**Records for this exercise**:
__________________________________________________
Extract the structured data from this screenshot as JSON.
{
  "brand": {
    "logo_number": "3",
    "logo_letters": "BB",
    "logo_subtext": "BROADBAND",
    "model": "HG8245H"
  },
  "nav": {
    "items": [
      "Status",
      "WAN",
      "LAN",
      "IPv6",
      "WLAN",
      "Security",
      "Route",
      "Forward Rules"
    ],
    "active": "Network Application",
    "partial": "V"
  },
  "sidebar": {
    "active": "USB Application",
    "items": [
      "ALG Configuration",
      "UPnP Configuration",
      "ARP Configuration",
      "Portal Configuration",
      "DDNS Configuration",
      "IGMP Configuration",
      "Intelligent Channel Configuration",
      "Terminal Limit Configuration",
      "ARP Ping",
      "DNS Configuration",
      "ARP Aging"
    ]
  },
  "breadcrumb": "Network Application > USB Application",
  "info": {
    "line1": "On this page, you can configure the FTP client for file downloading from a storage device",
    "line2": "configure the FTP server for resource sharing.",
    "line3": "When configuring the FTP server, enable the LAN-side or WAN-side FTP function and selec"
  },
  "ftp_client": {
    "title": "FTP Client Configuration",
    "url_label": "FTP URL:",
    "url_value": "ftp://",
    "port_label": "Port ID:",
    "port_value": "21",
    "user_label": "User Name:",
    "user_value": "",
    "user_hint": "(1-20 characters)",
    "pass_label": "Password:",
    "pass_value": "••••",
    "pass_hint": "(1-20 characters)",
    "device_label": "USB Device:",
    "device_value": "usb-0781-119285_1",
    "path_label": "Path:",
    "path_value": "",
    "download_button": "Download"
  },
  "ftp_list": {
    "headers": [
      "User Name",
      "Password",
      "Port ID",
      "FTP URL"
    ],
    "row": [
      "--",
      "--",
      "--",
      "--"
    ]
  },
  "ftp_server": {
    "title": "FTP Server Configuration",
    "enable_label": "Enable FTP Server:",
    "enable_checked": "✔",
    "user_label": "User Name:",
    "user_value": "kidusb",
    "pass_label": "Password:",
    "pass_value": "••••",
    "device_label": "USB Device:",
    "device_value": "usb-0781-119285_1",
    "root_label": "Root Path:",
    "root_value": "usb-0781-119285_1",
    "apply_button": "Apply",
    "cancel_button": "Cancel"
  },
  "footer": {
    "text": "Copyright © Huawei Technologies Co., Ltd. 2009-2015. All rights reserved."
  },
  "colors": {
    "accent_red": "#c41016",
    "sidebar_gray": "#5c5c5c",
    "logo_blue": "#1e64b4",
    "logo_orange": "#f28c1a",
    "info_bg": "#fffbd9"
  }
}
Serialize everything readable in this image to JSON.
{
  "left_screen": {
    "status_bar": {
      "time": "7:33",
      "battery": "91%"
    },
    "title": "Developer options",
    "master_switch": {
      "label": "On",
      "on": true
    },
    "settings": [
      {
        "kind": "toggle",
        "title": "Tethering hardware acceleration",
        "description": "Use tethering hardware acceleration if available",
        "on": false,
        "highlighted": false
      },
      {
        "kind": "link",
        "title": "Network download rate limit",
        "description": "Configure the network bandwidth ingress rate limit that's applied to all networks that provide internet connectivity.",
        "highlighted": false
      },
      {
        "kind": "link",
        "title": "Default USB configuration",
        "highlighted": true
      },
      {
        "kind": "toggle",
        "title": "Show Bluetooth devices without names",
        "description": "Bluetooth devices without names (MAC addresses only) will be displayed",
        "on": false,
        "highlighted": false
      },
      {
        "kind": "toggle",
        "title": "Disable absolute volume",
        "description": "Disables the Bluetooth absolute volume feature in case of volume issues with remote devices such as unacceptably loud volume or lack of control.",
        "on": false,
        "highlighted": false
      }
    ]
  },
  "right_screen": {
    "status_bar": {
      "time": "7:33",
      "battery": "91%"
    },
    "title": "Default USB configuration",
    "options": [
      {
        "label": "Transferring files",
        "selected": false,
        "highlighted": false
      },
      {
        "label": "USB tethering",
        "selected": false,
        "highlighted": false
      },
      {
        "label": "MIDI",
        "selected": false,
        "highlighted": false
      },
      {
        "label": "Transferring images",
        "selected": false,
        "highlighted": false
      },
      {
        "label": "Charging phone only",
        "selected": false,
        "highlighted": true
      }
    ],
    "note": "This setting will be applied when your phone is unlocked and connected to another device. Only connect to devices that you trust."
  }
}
__________________________________________________
Repeat all of the entries exactly.

**Answer in full**:
Extract the structured data from this screenshot as JSON.
{
  "brand": {
    "logo_number": "3",
    "logo_letters": "BB",
    "logo_subtext": "BROADBAND",
    "model": "HG8245H"
  },
  "nav": {
    "items": [
      "Status",
      "WAN",
      "LAN",
      "IPv6",
      "WLAN",
      "Security",
      "Route",
      "Forward Rules"
    ],
    "active": "Network Application",
    "partial": "V"
  },
  "sidebar": {
    "active": "USB Application",
    "items": [
      "ALG Configuration",
      "UPnP Configuration",
      "ARP Configuration",
      "Portal Configuration",
      "DDNS Configuration",
      "IGMP Configuration",
      "Intelligent Channel Configuration",
      "Terminal Limit Configuration",
      "ARP Ping",
      "DNS Configuration",
      "ARP Aging"
    ]
  },
  "breadcrumb": "Network Application > USB Application",
  "info": {
    "line1": "On this page, you can configure the FTP client for file downloading from a storage device",
    "line2": "configure the FTP server for resource sharing.",
    "line3": "When configuring the FTP server, enable the LAN-side or WAN-side FTP function and selec"
  },
  "ftp_client": {
    "title": "FTP Client Configuration",
    "url_label": "FTP URL:",
    "url_value": "ftp://",
    "port_label": "Port ID:",
    "port_value": "21",
    "user_label": "User Name:",
    "user_value": "",
    "user_hint": "(1-20 characters)",
    "pass_label": "Password:",
    "pass_value": "••••",
    "pass_hint": "(1-20 characters)",
    "device_label": "USB Device:",
    "device_value": "usb-0781-119285_1",
    "path_label": "Path:",
    "path_value": "",
    "download_button": "Download"
  },
  "ftp_list": {
    "headers": [
      "User Name",
      "Password",
      "Port ID",
      "FTP URL"
    ],
    "row": [
      "--",
      "--",
      "--",
      "--"
    ]
  },
  "ftp_server": {
    "title": "FTP Server Configuration",
    "enable_label": "Enable FTP Server:",
    "enable_checked": "✔",
    "user_label": "User Name:",
    "user_value": "kidusb",
    "pass_label": "Password:",
    "pass_value": "••••",
    "device_label": "USB Device:",
    "device_value": "usb-0781-119285_1",
    "root_label": "Root Path:",
    "root_value": "usb-0781-119285_1",
    "apply_button": "Apply",
    "cancel_button": "Cancel"
  },
  "footer": {
    "text": "Copyright © Huawei Technologies Co., Ltd. 2009-2015. All rights reserved."
  },
  "colors": {
    "accent_red": "#c41016",
    "sidebar_gray": "#5c5c5c",
    "logo_blue": "#1e64b4",
    "logo_orange": "#f28c1a",
    "info_bg": "#fffbd9"
  }
}
Serialize everything readable in this image to JSON.
{
  "left_screen": {
    "status_bar": {
      "time": "7:33",
      "battery": "91%"
    },
    "title": "Developer options",
    "master_switch": {
      "label": "On",
      "on": true
    },
    "settings": [
      {
        "kind": "toggle",
        "title": "Tethering hardware acceleration",
        "description": "Use tethering hardware acceleration if available",
        "on": false,
        "highlighted": false
      },
      {
        "kind": "link",
        "title": "Network download rate limit",
        "description": "Configure the network bandwidth ingress rate limit that's applied to all networks that provide internet connectivity.",
        "highlighted": false
      },
      {
        "kind": "link",
        "title": "Default USB configuration",
        "highlighted": true
      },
      {
        "kind": "toggle",
        "title": "Show Bluetooth devices without names",
        "description": "Bluetooth devices without names (MAC addresses only) will be displayed",
        "on": false,
        "highlighted": false
      },
      {
        "kind": "toggle",
        "title": "Disable absolute volume",
        "description": "Disables the Bluetooth absolute volume feature in case of volume issues with remote devices such as unacceptably loud volume or lack of control.",
        "on": false,
        "highlighted": false
      }
    ]
  },
  "right_screen": {
    "status_bar": {
      "time": "7:33",
      "battery": "91%"
    },
    "title": "Default USB configuration",
    "options": [
      {
        "label": "Transferring files",
        "selected": false,
        "highlighted": false
      },
      {
        "label": "USB tethering",
        "selected": false,
        "highlighted": false
      },
      {
        "label": "MIDI",
        "selected": false,
        "highlighted": false
      },
      {
        "label": "Transferring images",
        "selected": false,
        "highlighted": false
      },
      {
        "label": "Charging phone only",
        "selected": false,
        "highlighted": true
      }
    ],
    "note": "This setting will be applied when your phone is unlocked and connected to another device. Only connect to devices that you trust."
  }
}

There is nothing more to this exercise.